> _Material for the task_:
:::
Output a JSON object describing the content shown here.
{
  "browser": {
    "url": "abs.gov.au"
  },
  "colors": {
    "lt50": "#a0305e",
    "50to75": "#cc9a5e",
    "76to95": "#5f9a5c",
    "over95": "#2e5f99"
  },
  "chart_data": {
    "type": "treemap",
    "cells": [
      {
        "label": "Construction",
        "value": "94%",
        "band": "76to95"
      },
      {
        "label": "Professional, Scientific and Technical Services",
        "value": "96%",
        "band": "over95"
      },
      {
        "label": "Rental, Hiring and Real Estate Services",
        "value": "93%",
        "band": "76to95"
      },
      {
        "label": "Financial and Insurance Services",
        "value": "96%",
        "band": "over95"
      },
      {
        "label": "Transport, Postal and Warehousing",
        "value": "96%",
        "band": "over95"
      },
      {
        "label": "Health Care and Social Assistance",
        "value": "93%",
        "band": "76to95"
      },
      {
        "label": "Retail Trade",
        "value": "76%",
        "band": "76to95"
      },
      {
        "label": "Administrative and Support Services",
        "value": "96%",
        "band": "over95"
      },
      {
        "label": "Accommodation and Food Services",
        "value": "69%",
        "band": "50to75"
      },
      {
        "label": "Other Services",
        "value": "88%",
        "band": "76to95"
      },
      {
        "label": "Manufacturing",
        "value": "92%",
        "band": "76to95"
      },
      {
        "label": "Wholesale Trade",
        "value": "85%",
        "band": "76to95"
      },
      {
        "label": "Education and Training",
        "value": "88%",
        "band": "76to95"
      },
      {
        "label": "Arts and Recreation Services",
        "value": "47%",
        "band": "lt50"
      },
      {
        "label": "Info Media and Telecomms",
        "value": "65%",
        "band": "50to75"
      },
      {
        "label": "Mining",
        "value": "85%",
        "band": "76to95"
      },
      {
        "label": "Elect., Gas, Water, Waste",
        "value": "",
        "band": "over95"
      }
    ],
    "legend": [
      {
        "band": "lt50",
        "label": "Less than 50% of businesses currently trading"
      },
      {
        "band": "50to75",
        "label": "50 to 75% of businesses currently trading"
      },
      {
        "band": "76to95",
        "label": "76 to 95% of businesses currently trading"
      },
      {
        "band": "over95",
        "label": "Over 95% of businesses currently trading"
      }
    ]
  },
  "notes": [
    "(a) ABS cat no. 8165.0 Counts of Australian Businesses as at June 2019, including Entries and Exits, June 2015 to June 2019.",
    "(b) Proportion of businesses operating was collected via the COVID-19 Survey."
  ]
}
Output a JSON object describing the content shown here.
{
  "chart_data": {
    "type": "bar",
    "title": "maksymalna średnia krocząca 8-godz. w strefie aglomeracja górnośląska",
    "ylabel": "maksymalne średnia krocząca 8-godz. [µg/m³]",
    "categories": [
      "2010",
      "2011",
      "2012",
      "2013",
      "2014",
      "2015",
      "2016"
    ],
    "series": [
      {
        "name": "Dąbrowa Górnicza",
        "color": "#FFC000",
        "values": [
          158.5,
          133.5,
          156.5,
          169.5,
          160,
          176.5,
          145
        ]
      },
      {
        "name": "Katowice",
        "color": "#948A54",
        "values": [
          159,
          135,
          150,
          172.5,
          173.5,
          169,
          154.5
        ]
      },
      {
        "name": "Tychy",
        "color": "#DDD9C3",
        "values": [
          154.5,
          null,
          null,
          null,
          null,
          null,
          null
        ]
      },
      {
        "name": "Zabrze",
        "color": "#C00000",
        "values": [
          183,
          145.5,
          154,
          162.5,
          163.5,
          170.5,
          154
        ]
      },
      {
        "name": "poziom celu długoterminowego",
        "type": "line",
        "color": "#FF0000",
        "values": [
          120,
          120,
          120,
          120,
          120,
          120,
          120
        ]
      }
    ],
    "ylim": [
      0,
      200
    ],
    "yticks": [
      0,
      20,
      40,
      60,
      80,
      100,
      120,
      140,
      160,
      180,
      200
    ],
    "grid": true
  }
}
:::
> _Problem to work on_: Check each line of the records above for the string "Services", and report every line that has it.

> _Solution for this exercise_:
        "label": "Professional, Scientific and Technical Services",
        "label": "Rental, Hiring and Real Estate Services",
        "label": "Financial and Insurance Services",
        "label": "Administrative and Support Services",
        "label": "Accommodation and Food Services",
        "label": "Other Services",
        "label": "Arts and Recreation Services",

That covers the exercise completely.